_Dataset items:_
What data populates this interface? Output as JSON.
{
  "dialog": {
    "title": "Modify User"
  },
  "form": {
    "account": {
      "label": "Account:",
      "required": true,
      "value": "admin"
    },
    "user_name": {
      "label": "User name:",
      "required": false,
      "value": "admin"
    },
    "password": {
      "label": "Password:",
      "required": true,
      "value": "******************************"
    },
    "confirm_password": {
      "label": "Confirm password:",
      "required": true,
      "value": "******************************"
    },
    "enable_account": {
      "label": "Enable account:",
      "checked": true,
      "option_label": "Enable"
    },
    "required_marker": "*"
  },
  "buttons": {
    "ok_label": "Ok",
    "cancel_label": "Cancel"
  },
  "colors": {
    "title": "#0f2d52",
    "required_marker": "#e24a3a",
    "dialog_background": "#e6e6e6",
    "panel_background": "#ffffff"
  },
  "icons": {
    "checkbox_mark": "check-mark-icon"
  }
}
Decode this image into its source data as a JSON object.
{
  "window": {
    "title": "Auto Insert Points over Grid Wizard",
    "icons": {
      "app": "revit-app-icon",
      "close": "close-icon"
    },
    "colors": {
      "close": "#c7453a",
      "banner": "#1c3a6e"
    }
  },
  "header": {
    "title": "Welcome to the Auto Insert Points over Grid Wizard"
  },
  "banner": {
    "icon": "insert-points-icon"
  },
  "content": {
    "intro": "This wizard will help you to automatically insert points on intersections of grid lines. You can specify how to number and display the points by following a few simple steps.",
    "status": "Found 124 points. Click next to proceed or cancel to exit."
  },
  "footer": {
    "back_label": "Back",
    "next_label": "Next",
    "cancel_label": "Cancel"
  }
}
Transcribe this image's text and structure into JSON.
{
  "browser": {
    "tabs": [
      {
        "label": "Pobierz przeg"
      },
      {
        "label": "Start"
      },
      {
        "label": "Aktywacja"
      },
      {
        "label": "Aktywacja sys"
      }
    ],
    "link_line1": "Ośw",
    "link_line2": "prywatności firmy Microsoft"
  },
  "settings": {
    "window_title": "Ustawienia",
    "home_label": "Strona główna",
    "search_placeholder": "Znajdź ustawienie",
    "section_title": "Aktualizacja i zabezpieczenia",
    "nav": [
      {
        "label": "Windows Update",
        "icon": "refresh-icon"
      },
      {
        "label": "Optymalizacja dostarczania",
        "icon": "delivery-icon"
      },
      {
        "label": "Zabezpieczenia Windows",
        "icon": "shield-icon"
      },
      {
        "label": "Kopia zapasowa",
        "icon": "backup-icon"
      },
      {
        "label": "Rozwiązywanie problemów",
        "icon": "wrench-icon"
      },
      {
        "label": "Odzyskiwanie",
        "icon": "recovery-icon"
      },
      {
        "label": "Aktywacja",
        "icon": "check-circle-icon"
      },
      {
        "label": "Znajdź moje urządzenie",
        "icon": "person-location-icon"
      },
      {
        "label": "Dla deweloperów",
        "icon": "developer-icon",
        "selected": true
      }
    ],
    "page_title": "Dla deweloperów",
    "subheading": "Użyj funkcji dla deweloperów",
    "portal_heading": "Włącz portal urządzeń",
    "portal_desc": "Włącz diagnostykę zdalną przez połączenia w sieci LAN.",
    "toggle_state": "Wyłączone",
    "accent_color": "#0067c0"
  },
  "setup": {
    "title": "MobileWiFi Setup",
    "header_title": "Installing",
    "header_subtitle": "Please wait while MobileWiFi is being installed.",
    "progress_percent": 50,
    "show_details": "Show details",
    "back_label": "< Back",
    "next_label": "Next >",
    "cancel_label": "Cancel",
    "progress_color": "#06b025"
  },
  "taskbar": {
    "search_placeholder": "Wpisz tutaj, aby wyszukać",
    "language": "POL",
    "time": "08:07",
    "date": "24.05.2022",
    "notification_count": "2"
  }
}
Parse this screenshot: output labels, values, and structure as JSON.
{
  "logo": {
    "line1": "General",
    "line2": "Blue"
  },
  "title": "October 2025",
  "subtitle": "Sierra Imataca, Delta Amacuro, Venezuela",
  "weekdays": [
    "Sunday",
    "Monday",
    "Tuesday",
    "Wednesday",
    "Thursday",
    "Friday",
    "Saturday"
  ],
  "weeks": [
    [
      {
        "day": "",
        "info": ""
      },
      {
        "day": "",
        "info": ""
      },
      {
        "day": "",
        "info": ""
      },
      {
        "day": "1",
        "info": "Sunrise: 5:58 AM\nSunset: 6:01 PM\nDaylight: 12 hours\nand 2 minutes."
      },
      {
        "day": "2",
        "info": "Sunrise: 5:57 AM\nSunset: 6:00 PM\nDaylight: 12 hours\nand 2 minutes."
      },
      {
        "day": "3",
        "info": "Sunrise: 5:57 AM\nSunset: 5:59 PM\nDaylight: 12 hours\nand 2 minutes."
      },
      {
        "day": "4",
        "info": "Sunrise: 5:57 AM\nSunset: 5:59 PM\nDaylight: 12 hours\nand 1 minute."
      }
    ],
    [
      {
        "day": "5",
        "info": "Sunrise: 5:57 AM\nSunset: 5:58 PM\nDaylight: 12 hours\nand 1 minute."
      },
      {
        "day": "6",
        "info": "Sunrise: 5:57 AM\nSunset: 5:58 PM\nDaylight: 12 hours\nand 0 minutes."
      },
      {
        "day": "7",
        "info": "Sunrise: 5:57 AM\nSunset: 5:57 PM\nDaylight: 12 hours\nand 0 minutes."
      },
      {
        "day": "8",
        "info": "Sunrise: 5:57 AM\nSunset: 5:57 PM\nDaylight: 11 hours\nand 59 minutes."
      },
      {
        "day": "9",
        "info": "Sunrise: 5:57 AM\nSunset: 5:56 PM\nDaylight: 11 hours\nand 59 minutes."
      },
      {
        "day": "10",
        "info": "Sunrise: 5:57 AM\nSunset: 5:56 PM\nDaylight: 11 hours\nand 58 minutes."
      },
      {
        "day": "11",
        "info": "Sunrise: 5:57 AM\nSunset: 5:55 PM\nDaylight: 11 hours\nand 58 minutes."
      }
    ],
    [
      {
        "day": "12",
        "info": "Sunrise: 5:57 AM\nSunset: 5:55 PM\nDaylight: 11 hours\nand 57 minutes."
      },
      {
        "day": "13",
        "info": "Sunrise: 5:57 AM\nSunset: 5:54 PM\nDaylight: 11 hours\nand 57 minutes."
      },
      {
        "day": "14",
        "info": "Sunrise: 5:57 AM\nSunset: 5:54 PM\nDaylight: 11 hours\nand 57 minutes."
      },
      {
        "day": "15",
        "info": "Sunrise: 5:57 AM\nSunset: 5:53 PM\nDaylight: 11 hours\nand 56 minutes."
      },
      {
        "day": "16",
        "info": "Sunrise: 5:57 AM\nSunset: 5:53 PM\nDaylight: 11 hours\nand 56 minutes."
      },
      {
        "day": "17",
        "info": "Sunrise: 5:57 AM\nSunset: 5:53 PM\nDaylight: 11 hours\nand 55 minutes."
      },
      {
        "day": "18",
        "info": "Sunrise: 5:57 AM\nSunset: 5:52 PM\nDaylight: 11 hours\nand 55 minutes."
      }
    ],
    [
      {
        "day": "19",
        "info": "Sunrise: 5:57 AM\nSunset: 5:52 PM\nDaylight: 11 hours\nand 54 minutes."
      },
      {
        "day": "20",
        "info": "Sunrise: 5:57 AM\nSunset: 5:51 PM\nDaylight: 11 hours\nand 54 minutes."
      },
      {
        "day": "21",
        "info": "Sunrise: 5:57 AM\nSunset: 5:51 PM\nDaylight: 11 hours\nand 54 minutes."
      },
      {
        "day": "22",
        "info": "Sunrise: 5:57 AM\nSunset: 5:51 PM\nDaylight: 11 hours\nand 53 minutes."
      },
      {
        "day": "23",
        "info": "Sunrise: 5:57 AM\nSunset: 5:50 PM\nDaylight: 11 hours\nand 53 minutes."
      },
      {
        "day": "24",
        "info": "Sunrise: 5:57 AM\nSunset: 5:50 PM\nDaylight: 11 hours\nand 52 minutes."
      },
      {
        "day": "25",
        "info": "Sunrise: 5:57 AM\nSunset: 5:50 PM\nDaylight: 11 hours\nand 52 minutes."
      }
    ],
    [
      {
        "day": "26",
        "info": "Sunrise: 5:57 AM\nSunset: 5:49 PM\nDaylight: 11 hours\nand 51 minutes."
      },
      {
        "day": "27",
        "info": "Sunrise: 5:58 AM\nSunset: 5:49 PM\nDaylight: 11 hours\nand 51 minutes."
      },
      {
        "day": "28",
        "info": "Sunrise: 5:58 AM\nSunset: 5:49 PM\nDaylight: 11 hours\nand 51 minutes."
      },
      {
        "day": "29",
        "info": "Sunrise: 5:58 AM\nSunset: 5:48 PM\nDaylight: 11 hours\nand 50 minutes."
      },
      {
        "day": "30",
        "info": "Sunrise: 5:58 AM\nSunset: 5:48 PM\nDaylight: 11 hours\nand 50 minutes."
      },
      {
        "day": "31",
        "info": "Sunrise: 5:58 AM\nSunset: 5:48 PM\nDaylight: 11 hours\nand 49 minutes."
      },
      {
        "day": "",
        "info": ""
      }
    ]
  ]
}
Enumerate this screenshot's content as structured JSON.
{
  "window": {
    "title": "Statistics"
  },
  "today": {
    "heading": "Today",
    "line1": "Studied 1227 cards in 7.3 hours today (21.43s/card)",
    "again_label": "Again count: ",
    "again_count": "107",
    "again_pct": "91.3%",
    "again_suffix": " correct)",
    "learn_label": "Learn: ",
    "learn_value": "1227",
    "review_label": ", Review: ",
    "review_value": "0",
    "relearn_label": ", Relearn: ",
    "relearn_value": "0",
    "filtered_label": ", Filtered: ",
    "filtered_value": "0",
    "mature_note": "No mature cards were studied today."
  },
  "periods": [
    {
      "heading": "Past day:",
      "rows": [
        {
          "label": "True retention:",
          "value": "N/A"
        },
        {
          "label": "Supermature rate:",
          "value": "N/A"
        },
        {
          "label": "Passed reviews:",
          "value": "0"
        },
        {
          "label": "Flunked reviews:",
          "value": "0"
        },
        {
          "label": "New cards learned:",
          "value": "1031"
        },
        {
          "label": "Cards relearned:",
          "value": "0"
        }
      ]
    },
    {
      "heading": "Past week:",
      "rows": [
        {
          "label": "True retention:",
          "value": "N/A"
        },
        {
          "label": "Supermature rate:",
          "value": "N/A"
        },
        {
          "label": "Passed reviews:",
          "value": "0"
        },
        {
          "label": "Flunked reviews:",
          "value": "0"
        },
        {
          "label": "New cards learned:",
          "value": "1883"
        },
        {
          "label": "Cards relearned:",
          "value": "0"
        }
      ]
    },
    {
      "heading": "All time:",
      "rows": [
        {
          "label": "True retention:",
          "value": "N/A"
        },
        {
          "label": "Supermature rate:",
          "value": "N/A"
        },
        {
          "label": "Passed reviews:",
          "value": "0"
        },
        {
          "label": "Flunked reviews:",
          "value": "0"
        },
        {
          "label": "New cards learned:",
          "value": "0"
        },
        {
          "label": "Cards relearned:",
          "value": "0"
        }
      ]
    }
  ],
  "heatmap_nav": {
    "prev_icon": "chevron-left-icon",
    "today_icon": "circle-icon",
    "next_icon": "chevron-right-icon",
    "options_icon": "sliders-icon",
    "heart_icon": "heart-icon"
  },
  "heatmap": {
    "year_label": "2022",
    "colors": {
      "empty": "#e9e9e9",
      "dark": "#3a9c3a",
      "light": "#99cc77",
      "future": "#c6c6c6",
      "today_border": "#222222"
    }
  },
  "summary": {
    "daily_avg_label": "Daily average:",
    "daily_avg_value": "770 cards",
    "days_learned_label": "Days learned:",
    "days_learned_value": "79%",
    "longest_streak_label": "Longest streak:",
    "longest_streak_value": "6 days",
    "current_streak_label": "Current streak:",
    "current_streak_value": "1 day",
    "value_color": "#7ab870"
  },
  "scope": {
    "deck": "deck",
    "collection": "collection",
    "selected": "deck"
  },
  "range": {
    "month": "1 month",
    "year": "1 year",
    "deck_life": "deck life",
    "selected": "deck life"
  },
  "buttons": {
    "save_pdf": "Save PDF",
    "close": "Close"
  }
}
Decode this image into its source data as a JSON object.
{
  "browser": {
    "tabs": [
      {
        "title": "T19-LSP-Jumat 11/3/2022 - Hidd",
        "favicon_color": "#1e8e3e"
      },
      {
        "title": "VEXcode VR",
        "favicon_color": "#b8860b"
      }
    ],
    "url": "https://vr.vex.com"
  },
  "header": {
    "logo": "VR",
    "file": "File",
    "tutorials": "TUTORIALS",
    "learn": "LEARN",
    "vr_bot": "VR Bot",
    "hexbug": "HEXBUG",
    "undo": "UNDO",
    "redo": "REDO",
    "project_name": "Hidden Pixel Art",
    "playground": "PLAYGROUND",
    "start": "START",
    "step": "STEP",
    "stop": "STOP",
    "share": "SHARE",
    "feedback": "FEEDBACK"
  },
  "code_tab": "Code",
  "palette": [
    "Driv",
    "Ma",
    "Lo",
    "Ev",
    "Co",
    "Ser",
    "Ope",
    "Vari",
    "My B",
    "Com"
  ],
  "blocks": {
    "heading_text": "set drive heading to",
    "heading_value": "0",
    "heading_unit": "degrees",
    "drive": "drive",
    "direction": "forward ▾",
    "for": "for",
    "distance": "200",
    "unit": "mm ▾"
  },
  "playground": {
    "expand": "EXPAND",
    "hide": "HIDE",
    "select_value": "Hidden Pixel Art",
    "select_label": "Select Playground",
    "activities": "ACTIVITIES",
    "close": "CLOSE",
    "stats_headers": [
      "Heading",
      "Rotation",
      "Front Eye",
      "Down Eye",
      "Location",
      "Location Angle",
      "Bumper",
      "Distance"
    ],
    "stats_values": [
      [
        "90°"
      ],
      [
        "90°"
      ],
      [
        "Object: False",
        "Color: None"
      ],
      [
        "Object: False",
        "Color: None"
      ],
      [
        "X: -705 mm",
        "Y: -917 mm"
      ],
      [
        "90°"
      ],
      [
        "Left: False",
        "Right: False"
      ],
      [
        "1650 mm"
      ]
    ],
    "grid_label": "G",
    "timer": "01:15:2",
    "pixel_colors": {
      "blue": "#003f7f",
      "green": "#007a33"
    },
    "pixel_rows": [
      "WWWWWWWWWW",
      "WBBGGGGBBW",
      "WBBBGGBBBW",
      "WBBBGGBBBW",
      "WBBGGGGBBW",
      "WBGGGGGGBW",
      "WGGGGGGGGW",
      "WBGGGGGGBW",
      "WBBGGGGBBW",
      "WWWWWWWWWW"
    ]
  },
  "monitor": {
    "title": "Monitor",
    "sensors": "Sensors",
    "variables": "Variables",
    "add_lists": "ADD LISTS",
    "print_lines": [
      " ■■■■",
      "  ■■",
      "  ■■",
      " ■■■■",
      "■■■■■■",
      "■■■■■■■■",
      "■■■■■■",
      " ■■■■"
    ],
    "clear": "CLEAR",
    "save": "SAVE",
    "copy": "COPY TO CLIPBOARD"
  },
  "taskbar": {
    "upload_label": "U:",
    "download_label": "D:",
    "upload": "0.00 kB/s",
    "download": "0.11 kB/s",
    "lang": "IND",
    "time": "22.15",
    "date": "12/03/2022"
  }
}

_To do:_ For the listing above, identify each line bearing "screenshot".

_Output for this task:_
Parse this screenshot: output labels, values, and structure as JSON.
Enumerate this screenshot's content as structured JSON.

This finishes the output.